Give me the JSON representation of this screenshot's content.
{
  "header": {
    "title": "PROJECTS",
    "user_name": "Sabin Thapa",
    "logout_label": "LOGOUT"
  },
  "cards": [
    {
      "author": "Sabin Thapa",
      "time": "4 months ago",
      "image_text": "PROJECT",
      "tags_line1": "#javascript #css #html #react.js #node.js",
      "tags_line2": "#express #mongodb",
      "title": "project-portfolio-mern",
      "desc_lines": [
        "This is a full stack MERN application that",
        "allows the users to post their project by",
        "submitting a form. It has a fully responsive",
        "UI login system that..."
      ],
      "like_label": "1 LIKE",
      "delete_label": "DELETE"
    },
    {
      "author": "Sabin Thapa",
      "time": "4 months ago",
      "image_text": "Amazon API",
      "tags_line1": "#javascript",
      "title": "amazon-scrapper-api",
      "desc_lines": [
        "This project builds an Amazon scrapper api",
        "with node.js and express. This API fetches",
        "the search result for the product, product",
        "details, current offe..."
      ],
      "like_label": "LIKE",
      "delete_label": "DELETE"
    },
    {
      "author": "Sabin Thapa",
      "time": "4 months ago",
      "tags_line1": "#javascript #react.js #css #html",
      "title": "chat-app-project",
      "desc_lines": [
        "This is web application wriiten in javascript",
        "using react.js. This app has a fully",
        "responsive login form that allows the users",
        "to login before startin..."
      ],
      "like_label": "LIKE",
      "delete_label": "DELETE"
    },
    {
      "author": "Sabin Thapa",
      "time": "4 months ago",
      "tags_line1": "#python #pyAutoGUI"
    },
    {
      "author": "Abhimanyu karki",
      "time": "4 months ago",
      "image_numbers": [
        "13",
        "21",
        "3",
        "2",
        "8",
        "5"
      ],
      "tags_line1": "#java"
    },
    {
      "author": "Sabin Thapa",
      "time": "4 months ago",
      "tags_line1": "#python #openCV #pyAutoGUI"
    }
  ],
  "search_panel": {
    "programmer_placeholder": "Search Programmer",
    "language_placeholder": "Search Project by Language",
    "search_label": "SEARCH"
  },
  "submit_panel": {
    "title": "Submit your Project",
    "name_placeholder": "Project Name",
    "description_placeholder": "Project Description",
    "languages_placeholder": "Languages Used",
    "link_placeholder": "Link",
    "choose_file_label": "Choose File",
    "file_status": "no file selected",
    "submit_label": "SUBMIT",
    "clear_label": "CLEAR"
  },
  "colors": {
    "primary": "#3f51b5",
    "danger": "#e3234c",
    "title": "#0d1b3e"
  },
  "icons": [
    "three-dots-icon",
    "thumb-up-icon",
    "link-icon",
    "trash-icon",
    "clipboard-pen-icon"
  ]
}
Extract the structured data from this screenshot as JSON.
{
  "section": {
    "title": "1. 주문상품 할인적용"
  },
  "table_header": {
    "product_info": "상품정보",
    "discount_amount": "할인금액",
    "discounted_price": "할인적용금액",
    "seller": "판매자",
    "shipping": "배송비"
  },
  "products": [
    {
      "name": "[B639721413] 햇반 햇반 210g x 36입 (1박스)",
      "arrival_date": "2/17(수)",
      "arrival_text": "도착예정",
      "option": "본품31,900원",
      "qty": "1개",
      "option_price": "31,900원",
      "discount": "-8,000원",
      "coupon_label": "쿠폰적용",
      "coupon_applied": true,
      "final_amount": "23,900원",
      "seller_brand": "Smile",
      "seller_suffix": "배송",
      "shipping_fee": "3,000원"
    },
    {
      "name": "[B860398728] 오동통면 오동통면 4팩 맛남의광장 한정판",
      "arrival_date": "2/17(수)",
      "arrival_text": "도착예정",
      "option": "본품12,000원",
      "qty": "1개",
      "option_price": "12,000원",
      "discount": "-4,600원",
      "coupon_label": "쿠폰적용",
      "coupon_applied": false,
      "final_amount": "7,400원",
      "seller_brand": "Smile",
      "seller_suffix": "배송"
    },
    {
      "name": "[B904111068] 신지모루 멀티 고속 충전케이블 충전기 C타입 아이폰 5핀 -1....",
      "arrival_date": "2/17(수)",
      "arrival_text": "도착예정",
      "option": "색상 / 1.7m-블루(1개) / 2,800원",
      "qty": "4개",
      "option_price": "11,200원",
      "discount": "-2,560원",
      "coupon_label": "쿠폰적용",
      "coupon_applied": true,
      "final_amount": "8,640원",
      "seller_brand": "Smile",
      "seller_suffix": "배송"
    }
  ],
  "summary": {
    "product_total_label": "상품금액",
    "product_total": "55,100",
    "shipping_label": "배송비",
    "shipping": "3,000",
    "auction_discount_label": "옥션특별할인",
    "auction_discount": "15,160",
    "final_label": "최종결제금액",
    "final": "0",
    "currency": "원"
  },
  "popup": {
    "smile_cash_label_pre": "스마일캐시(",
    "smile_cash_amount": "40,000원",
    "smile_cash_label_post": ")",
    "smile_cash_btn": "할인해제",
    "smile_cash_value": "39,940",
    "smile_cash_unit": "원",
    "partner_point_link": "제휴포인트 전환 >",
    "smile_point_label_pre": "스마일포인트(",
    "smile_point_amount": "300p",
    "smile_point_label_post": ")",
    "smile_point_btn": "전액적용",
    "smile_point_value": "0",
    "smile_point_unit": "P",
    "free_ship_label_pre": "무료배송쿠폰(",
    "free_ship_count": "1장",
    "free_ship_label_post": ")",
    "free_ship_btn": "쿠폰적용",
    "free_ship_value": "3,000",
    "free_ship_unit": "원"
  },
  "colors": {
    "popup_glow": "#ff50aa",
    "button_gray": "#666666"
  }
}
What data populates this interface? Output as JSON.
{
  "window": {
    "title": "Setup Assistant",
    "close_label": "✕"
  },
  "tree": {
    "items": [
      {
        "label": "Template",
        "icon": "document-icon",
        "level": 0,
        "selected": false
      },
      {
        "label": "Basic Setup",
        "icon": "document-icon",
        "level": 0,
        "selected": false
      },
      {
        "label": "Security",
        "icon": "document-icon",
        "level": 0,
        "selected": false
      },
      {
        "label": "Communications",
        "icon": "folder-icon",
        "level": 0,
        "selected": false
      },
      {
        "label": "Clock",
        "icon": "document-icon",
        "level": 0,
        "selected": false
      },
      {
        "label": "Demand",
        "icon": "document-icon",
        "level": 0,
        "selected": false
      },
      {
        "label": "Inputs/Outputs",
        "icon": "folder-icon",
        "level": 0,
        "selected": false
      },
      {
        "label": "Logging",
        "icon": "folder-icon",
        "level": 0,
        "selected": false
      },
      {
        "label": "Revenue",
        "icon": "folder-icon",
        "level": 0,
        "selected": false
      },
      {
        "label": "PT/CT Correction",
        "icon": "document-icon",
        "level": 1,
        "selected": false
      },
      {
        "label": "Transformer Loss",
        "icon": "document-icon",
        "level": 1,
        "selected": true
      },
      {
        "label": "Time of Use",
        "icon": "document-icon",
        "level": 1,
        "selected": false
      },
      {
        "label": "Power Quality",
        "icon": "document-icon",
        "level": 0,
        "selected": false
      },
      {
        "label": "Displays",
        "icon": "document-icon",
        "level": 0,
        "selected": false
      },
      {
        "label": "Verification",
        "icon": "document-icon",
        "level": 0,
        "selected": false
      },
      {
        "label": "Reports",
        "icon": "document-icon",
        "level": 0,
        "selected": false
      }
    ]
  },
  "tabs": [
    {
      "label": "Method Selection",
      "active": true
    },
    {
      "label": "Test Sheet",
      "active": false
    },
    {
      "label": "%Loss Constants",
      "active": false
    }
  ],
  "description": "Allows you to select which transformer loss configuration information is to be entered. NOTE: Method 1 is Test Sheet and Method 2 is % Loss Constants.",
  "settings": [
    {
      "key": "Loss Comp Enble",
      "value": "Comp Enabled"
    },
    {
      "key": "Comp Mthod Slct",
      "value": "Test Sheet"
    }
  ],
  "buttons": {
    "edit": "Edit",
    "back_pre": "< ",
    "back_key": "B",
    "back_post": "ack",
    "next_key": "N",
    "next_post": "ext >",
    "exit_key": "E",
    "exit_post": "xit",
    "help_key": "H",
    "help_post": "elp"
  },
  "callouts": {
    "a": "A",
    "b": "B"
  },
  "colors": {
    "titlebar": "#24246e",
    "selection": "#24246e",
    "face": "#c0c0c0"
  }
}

● ● ●

### Work to be completed
How many lines in the listing above contain the string "html"? Answer with the number only.

### Exercise answer
2